WHAT THE EXERCISE ASKS:
Copy each line of the data below with the word "popularity".

GIVEN INFORMATION:
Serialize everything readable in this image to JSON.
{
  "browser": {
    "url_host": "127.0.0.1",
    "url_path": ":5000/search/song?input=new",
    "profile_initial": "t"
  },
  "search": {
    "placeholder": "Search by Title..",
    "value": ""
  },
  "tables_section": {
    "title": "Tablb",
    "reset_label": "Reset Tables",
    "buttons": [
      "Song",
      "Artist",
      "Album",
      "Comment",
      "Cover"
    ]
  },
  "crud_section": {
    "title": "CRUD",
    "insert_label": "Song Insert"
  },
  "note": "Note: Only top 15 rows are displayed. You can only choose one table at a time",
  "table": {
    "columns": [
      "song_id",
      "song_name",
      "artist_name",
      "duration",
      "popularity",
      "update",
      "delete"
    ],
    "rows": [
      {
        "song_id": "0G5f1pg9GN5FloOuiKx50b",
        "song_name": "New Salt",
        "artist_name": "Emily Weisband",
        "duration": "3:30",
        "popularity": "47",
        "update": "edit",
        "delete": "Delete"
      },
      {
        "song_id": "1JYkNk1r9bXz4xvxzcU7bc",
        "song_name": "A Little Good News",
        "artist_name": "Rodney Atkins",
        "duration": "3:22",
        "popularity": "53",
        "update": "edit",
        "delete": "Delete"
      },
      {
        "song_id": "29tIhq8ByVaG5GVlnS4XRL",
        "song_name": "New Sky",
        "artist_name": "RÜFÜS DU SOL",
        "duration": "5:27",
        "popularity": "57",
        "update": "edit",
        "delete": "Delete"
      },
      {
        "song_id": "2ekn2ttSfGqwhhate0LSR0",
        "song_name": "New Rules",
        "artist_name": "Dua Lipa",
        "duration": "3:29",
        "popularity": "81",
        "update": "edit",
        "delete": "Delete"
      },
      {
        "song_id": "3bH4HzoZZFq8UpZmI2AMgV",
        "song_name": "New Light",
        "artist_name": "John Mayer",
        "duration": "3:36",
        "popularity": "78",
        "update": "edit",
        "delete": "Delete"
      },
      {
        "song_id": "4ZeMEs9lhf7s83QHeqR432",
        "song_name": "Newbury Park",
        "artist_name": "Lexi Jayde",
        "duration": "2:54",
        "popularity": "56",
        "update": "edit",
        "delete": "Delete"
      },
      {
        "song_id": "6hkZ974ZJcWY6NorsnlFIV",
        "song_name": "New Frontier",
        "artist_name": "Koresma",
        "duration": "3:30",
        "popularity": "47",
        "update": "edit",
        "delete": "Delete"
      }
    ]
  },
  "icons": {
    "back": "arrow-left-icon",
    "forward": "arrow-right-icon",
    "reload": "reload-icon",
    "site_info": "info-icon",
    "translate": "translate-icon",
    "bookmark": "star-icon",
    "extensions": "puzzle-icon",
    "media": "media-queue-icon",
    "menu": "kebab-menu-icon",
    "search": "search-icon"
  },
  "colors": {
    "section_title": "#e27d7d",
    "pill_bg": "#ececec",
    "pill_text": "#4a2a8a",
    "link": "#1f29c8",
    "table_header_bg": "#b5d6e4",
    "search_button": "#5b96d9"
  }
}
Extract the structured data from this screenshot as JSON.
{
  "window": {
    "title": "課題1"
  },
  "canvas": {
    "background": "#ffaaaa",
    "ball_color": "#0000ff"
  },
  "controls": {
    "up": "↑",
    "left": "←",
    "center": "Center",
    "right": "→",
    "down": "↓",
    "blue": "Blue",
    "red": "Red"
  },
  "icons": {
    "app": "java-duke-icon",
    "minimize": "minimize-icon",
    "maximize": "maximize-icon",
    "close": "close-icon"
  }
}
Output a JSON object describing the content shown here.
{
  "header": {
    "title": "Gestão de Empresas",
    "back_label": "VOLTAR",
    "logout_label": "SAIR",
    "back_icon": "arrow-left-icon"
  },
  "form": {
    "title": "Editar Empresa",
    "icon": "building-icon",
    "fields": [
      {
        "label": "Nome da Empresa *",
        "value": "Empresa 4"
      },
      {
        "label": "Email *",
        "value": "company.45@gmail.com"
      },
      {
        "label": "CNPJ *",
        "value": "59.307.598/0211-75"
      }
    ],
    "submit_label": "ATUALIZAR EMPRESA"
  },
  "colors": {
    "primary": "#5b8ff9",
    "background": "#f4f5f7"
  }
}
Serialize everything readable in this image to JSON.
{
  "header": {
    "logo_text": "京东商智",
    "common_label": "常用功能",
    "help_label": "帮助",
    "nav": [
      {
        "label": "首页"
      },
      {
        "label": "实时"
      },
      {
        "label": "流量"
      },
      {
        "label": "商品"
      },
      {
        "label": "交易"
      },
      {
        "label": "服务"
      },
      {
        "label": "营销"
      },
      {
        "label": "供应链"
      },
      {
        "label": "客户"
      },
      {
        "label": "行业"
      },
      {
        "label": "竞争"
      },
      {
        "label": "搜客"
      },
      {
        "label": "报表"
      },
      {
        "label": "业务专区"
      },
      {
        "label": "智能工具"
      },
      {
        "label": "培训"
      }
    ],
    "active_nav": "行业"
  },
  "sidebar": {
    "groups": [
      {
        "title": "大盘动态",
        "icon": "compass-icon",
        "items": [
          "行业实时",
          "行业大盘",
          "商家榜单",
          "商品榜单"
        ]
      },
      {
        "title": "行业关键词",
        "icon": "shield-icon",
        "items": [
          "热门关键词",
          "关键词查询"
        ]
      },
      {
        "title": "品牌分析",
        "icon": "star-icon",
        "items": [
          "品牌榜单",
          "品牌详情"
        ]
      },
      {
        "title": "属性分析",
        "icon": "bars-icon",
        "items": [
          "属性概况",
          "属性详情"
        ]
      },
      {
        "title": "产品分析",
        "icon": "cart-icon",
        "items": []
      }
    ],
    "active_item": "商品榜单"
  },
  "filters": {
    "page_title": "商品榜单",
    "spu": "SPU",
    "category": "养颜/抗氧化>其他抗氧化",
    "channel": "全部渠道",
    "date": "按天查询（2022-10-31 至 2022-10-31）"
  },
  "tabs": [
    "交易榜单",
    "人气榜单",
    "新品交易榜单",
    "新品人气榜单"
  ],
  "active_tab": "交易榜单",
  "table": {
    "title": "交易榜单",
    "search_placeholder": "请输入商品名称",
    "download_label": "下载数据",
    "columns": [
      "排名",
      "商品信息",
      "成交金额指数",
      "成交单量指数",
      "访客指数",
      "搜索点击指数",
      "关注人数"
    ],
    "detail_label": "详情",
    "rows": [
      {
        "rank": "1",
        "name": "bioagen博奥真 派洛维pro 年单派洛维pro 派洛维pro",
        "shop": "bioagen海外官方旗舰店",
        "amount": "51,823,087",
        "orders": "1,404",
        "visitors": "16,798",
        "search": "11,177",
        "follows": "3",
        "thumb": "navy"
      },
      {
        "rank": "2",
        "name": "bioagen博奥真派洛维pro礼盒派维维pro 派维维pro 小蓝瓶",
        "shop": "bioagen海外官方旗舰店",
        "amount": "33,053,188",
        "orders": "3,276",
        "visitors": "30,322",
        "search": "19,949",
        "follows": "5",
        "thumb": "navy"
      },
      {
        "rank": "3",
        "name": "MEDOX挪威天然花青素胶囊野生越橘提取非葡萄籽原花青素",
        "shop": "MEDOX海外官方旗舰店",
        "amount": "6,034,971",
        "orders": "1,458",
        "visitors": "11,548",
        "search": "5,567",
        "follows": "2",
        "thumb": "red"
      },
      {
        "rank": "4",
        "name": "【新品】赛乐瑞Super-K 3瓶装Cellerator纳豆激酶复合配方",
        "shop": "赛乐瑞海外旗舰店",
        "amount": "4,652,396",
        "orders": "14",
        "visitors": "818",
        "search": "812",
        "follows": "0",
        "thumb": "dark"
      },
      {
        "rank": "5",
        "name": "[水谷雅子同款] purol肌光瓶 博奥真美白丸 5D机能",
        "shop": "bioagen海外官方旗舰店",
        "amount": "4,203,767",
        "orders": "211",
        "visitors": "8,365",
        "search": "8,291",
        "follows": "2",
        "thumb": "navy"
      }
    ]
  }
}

EXERCISE ANSWER:
      "popularity",
        "popularity": "47",
        "popularity": "53",
        "popularity": "57",
        "popularity": "81",
        "popularity": "78",
        "popularity": "56",
        "popularity": "47",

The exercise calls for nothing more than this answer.